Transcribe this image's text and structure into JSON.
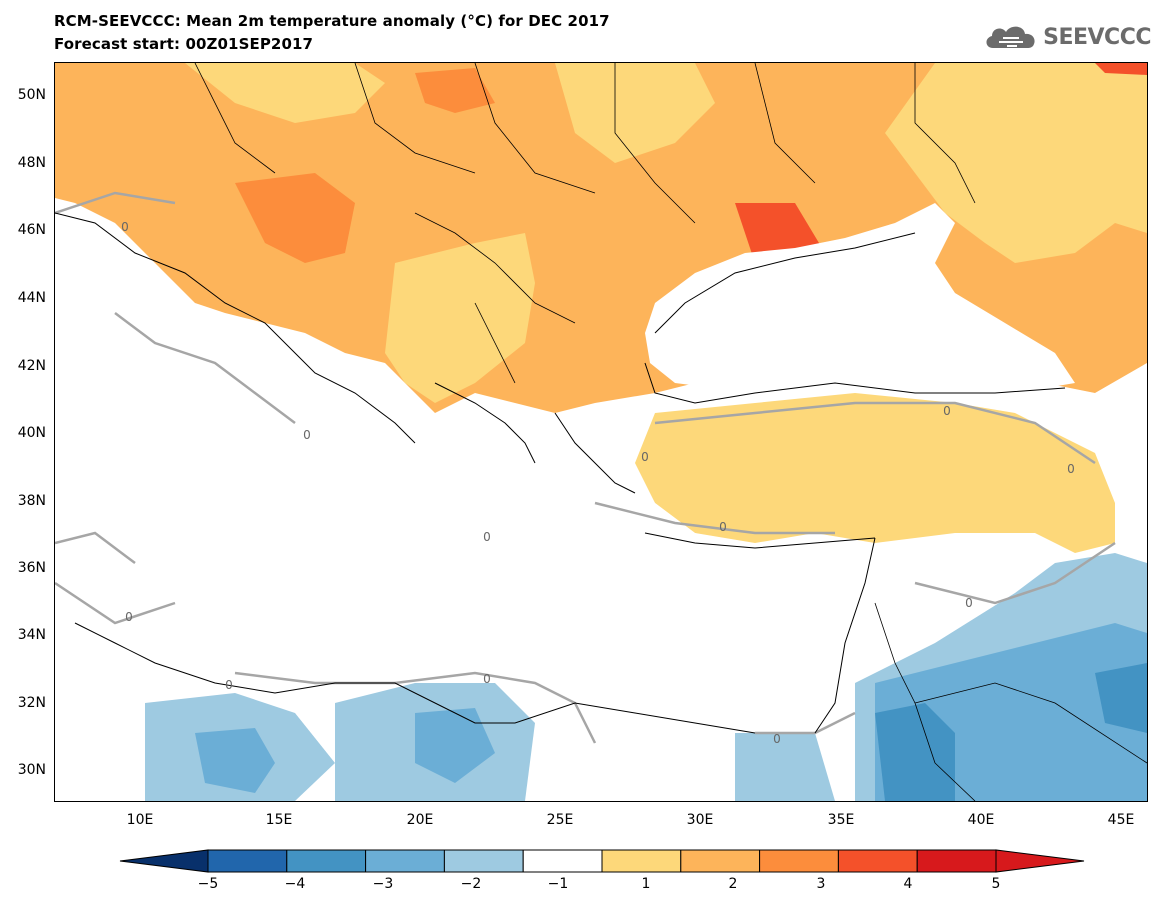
{
  "title": {
    "line1": "RCM-SEEVCCC: Mean 2m temperature anomaly (°C) for DEC 2017",
    "line2": "Forecast start: 00Z01SEP2017"
  },
  "logo": {
    "text": "SEEVCCC",
    "icon": "cloud-icon"
  },
  "map": {
    "lat_labels": [
      "50N",
      "48N",
      "46N",
      "44N",
      "42N",
      "40N",
      "38N",
      "36N",
      "34N",
      "32N",
      "30N"
    ],
    "lon_labels": [
      "10E",
      "15E",
      "20E",
      "25E",
      "30E",
      "35E",
      "40E",
      "45E"
    ],
    "contour_labels": [
      "0",
      "0",
      "0",
      "0",
      "0",
      "0",
      "0",
      "0",
      "0",
      "0",
      "0",
      "0"
    ]
  },
  "colorbar": {
    "labels": [
      "−5",
      "−4",
      "−3",
      "−2",
      "−1",
      "1",
      "2",
      "3",
      "4",
      "5"
    ],
    "colors": [
      "#2166ac",
      "#4393c3",
      "#6baed6",
      "#9ecae1",
      "#ffffff",
      "#fdd87a",
      "#fdb45a",
      "#fc8d3c",
      "#f4512a",
      "#d7191c"
    ],
    "under_color": "#08306b",
    "over_color": "#d7191c"
  }
}
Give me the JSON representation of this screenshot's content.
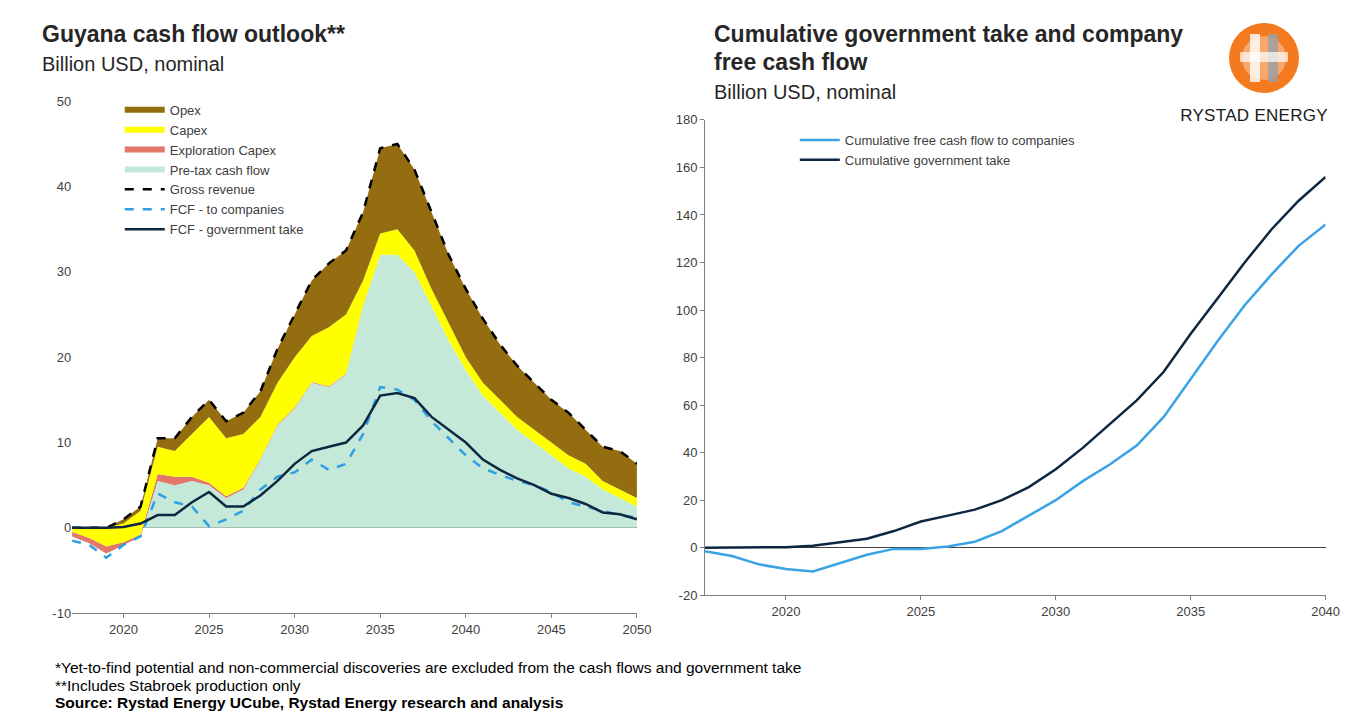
{
  "logo_text": "RYSTAD ENERGY",
  "footnotes": [
    "*Yet-to-find potential and non-commercial discoveries are excluded from the cash flows and government take",
    "**Includes Stabroek production only"
  ],
  "source": "Source: Rystad Energy UCube, Rystad Energy research and analysis",
  "chart_data": [
    {
      "type": "area",
      "title": "Guyana cash flow outlook**",
      "subtitle": "Billion USD, nominal",
      "stacked": true,
      "grid": false,
      "legend": "upper left",
      "x": [
        2017,
        2018,
        2019,
        2020,
        2021,
        2022,
        2023,
        2024,
        2025,
        2026,
        2027,
        2028,
        2029,
        2030,
        2031,
        2032,
        2033,
        2034,
        2035,
        2036,
        2037,
        2038,
        2039,
        2040,
        2041,
        2042,
        2043,
        2044,
        2045,
        2046,
        2047,
        2048,
        2049,
        2050
      ],
      "xlim": [
        2017,
        2050
      ],
      "xticks": [
        2020,
        2025,
        2030,
        2035,
        2040,
        2045,
        2050
      ],
      "ylim": [
        -10,
        50
      ],
      "yticks": [
        -10,
        0,
        10,
        20,
        30,
        40,
        50
      ],
      "series": [
        {
          "name": "Pre-tax cash flow",
          "type": "area",
          "color": "#c5e9d9",
          "values": [
            -1,
            -1.8,
            -3,
            -2,
            -1,
            5.5,
            5,
            5.5,
            5,
            3.5,
            4.5,
            8,
            12,
            14,
            17,
            16.5,
            18,
            26,
            32,
            32,
            30,
            26,
            22,
            18.5,
            15.5,
            13.5,
            11.5,
            10,
            8.5,
            7,
            6,
            4.5,
            3.5,
            2.5
          ]
        },
        {
          "name": "Exploration Capex",
          "type": "area",
          "color": "#e2776a",
          "values": [
            0.5,
            0.6,
            0.8,
            0.3,
            0.2,
            0.8,
            1,
            0.5,
            0.3,
            0.2,
            0.2,
            0.1,
            0.1,
            0.1,
            0.1,
            0.1,
            0.1,
            0.1,
            0,
            0,
            0,
            0,
            0,
            0,
            0,
            0,
            0,
            0,
            0,
            0,
            0,
            0,
            0,
            0
          ]
        },
        {
          "name": "Capex",
          "type": "area",
          "color": "#ffff00",
          "values": [
            0.5,
            1.2,
            2.2,
            2.2,
            2.8,
            3.2,
            3,
            5,
            7.7,
            6.8,
            6.3,
            4.9,
            4.9,
            5.9,
            5.4,
            6.9,
            6.9,
            2.9,
            2.5,
            3,
            2.5,
            2,
            2,
            1.5,
            1.5,
            1.5,
            1.5,
            1.5,
            1.5,
            1.5,
            1.5,
            1,
            1,
            1
          ]
        },
        {
          "name": "Opex",
          "type": "area",
          "color": "#936d10",
          "values": [
            0,
            0,
            0,
            0.5,
            0.5,
            1,
            1.5,
            2,
            2,
            2,
            2.5,
            3,
            4,
            5,
            6.5,
            7.5,
            7.5,
            8,
            10,
            10,
            9.5,
            9,
            8,
            8,
            7.5,
            6.5,
            6,
            5.5,
            5,
            5,
            4,
            4,
            4.5,
            4
          ]
        },
        {
          "name": "Gross revenue",
          "type": "line",
          "line_style": "dashed",
          "color": "#000000",
          "values": [
            0,
            0,
            0,
            1,
            2.5,
            10.5,
            10.5,
            13,
            15,
            12.5,
            13.5,
            16,
            21,
            25,
            29,
            31,
            32.5,
            37,
            44.5,
            45,
            42,
            37,
            32,
            28,
            24.5,
            21.5,
            19,
            17,
            15,
            13.5,
            11.5,
            9.5,
            9,
            7.5
          ]
        },
        {
          "name": "FCF - to companies",
          "type": "line",
          "line_style": "dashed",
          "color": "#2e9fe2",
          "values": [
            -1.5,
            -2,
            -3.5,
            -2,
            -1,
            4,
            3,
            2.5,
            0.2,
            1,
            2,
            4.5,
            6,
            6.5,
            8,
            6.8,
            7.5,
            11,
            16.5,
            16.2,
            15,
            12.5,
            10.5,
            8.5,
            7,
            6.2,
            5.5,
            5,
            4.2,
            3,
            2.5,
            2,
            1.5,
            1.2
          ]
        },
        {
          "name": "FCF - government take",
          "type": "line",
          "line_style": "solid",
          "color": "#0d2740",
          "values": [
            0,
            0,
            0,
            0.1,
            0.5,
            1.5,
            1.5,
            3,
            4.2,
            2.5,
            2.5,
            3.8,
            5.5,
            7.5,
            9,
            9.5,
            10,
            12,
            15.5,
            15.8,
            15.2,
            13,
            11.5,
            10,
            8,
            6.8,
            5.8,
            5,
            4,
            3.5,
            2.8,
            1.8,
            1.6,
            1
          ]
        }
      ]
    },
    {
      "type": "line",
      "title": "Cumulative government take and company free cash flow",
      "subtitle": "Billion USD, nominal",
      "grid": false,
      "legend": "upper left",
      "x": [
        2017,
        2018,
        2019,
        2020,
        2021,
        2022,
        2023,
        2024,
        2025,
        2026,
        2027,
        2028,
        2029,
        2030,
        2031,
        2032,
        2033,
        2034,
        2035,
        2036,
        2037,
        2038,
        2039,
        2040
      ],
      "xlim": [
        2017,
        2040
      ],
      "xticks": [
        2020,
        2025,
        2030,
        2035,
        2040
      ],
      "ylim": [
        -20,
        180
      ],
      "yticks": [
        -20,
        0,
        20,
        40,
        60,
        80,
        100,
        120,
        140,
        160,
        180
      ],
      "series": [
        {
          "name": "Cumulative free cash flow to companies",
          "color": "#3aa3e6",
          "line_style": "solid",
          "values": [
            -1.5,
            -3.5,
            -7,
            -9,
            -10,
            -6.5,
            -3,
            -0.5,
            -0.5,
            0.5,
            2.5,
            7,
            13.5,
            20,
            28,
            35,
            43,
            55,
            71,
            87,
            102,
            115,
            127,
            136
          ]
        },
        {
          "name": "Cumulative government take",
          "color": "#0d2740",
          "line_style": "solid",
          "values": [
            0,
            0,
            0,
            0.2,
            0.8,
            2.3,
            3.8,
            7,
            11,
            13.5,
            16,
            20,
            25.5,
            33,
            42,
            52,
            62,
            74,
            90,
            105,
            120,
            134,
            146,
            156
          ]
        }
      ]
    }
  ]
}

● ● ●

■ **Exercise description**: Show all lines above holding "name".

■ **Task response**:
          "name": "Pre-tax cash flow",
          "name": "Exploration Capex",
          "name": "Capex",
          "name": "Opex",
          "name": "Gross revenue",
          "name": "FCF - to companies",
          "name": "FCF - government take",
          "name": "Cumulative free cash flow to companies",
          "name": "Cumulative government take",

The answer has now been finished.